---------- EXTRACTED INFORMATION ----------

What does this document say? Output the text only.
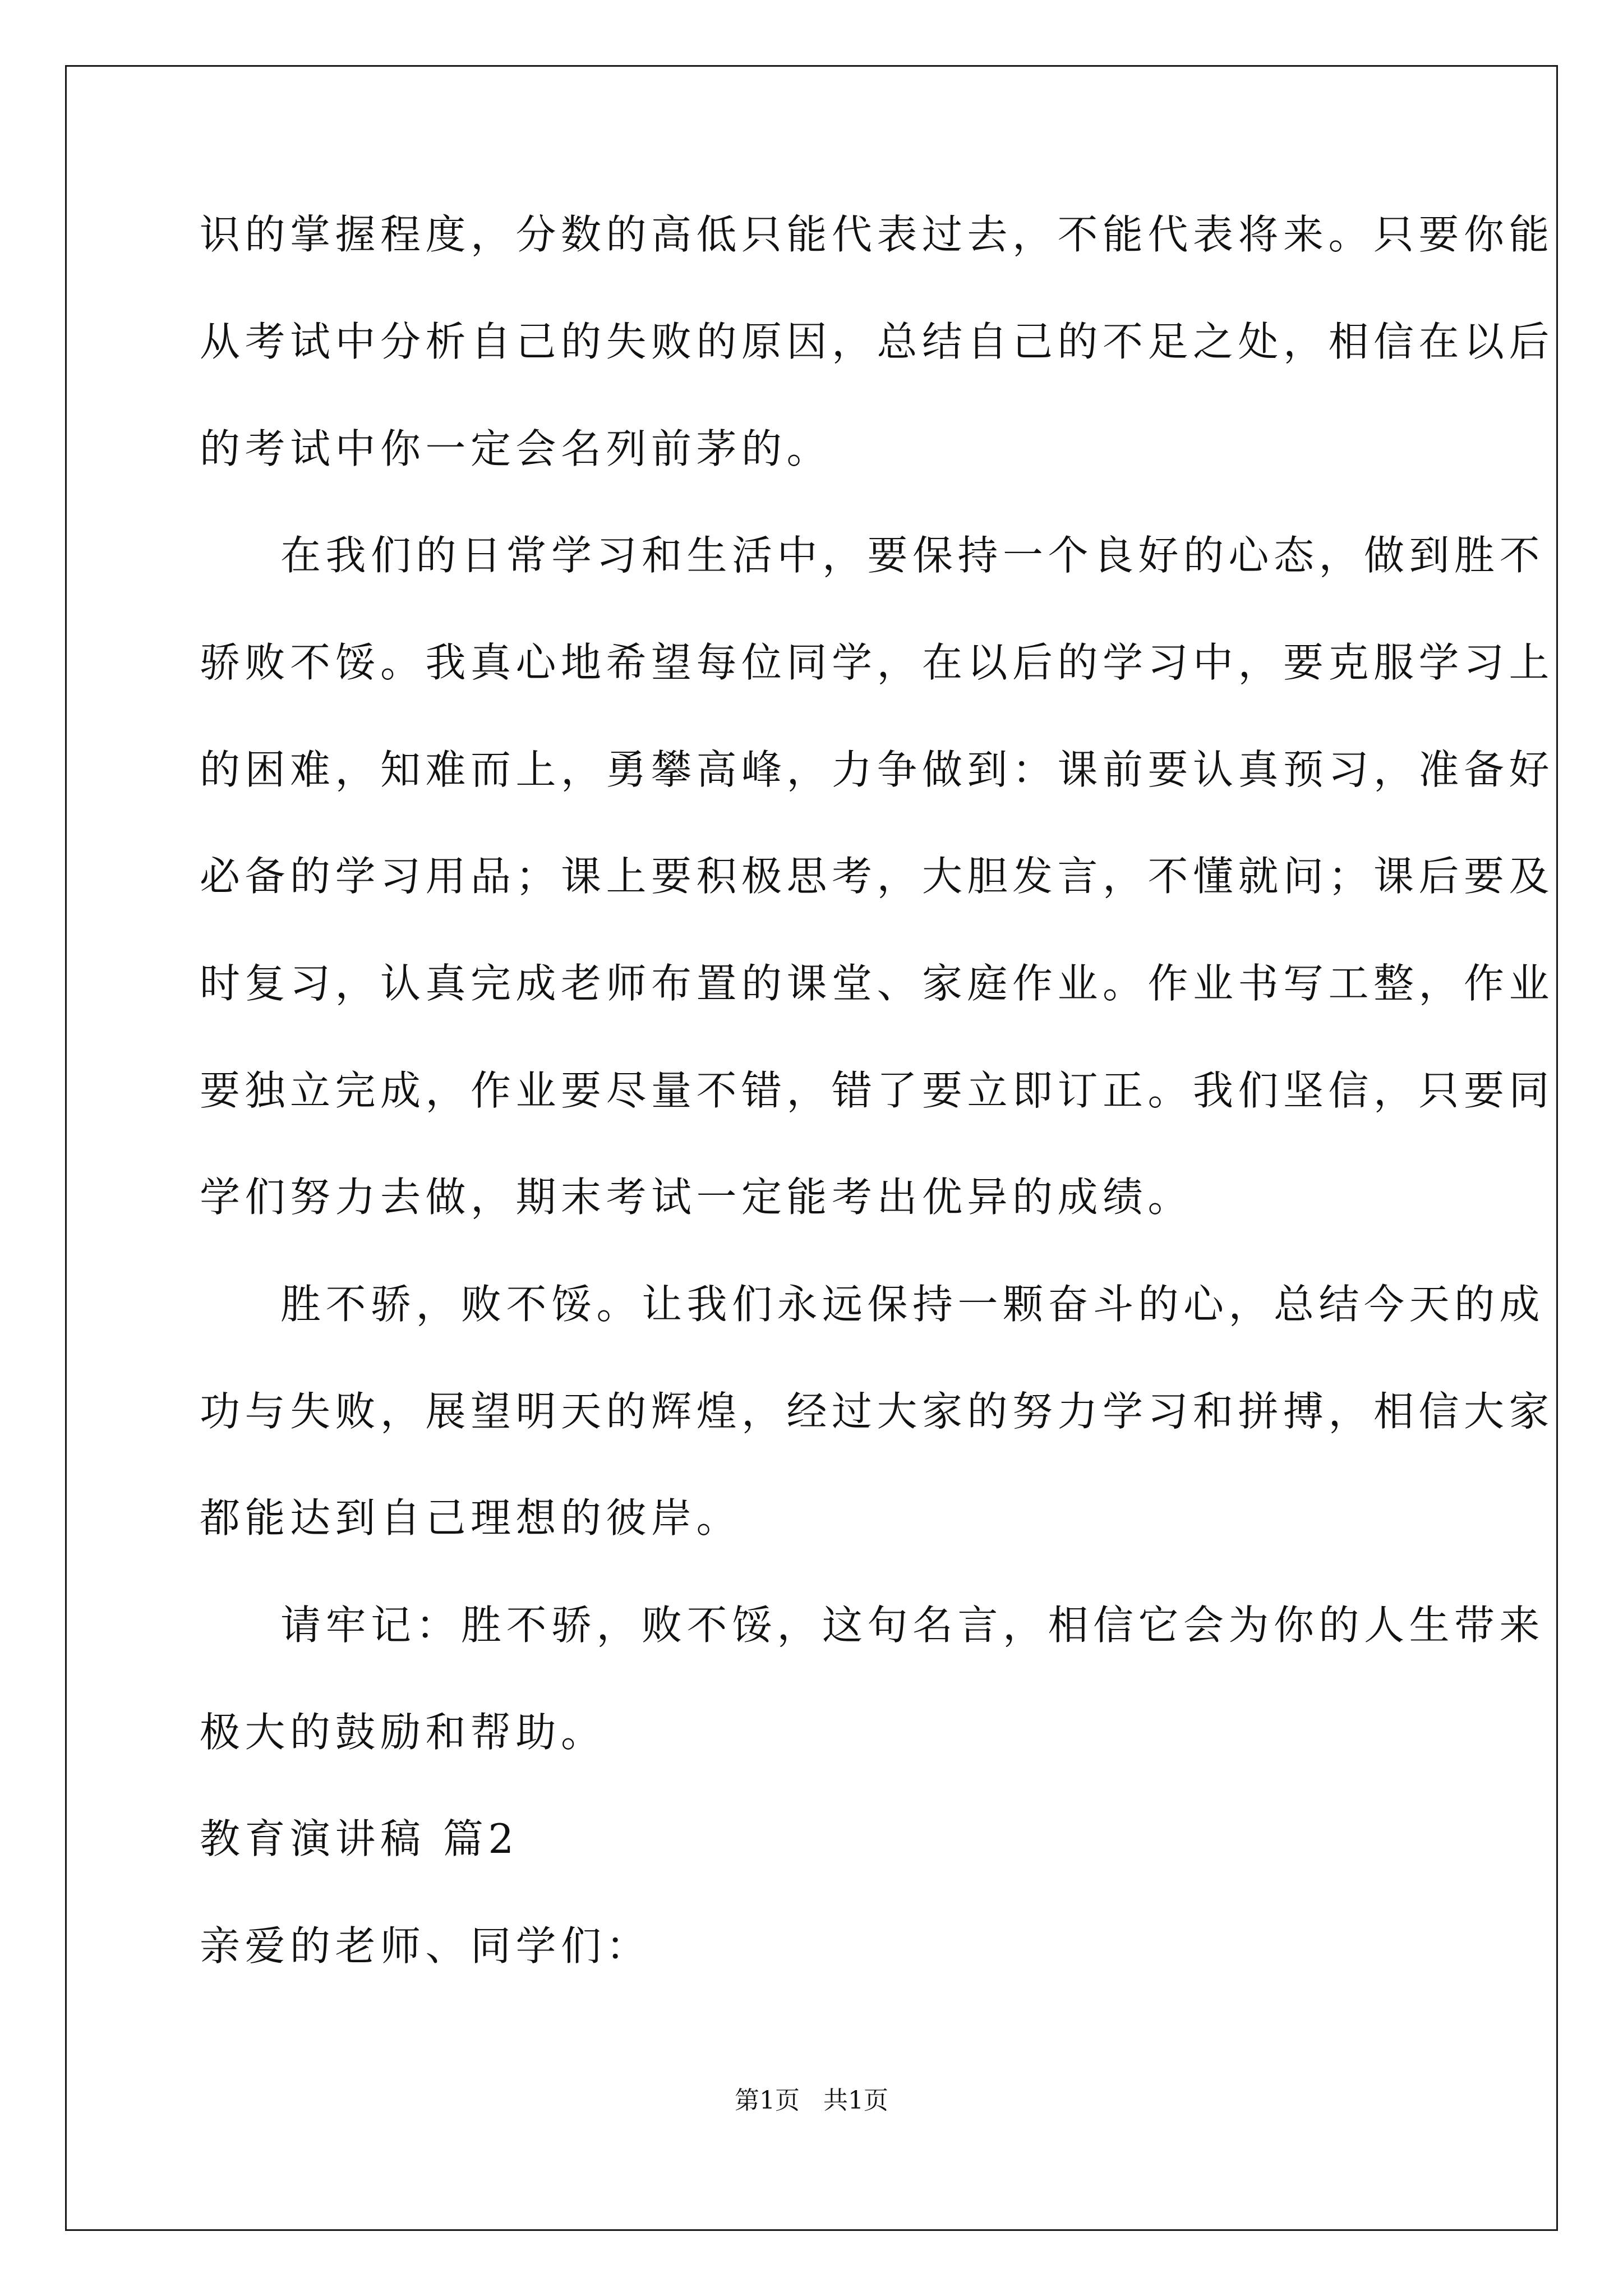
识的掌握程度，分数的高低只能代表过去，不能代表将来。只要你能
从考试中分析自己的失败的原因，总结自己的不足之处，相信在以后
的考试中你一定会名列前茅的。
在我们的日常学习和生活中，要保持一个良好的心态，做到胜不
骄败不馁。我真心地希望每位同学，在以后的学习中，要克服学习上
的困难，知难而上，勇攀高峰，力争做到：课前要认真预习，准备好
必备的学习用品；课上要积极思考，大胆发言，不懂就问；课后要及
时复习，认真完成老师布置的课堂、家庭作业。作业书写工整，作业
要独立完成，作业要尽量不错，错了要立即订正。我们坚信，只要同
学们努力去做，期末考试一定能考出优异的成绩。
胜不骄，败不馁。让我们永远保持一颗奋斗的心，总结今天的成
功与失败，展望明天的辉煌，经过大家的努力学习和拼搏，相信大家
都能达到自己理想的彼岸。
请牢记：胜不骄，败不馁，这句名言，相信它会为你的人生带来
极大的鼓励和帮助。
教育演讲稿 篇2
亲爱的老师、同学们：
第1页   共1页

----------

• EXERCISE REQUIREMENTS:
Each line of the data should be quoted exactly, with pictures left out.

• ANSWER TO THIS EXERCISE:
What does this document say? Output the text only.
识的掌握程度，分数的高低只能代表过去，不能代表将来。只要你能
从考试中分析自己的失败的原因，总结自己的不足之处，相信在以后
的考试中你一定会名列前茅的。
在我们的日常学习和生活中，要保持一个良好的心态，做到胜不
骄败不馁。我真心地希望每位同学，在以后的学习中，要克服学习上
的困难，知难而上，勇攀高峰，力争做到：课前要认真预习，准备好
必备的学习用品；课上要积极思考，大胆发言，不懂就问；课后要及
时复习，认真完成老师布置的课堂、家庭作业。作业书写工整，作业
要独立完成，作业要尽量不错，错了要立即订正。我们坚信，只要同
学们努力去做，期末考试一定能考出优异的成绩。
胜不骄，败不馁。让我们永远保持一颗奋斗的心，总结今天的成
功与失败，展望明天的辉煌，经过大家的努力学习和拼搏，相信大家
都能达到自己理想的彼岸。
请牢记：胜不骄，败不馁，这句名言，相信它会为你的人生带来
极大的鼓励和帮助。
教育演讲稿 篇2
亲爱的老师、同学们：
第1页   共1页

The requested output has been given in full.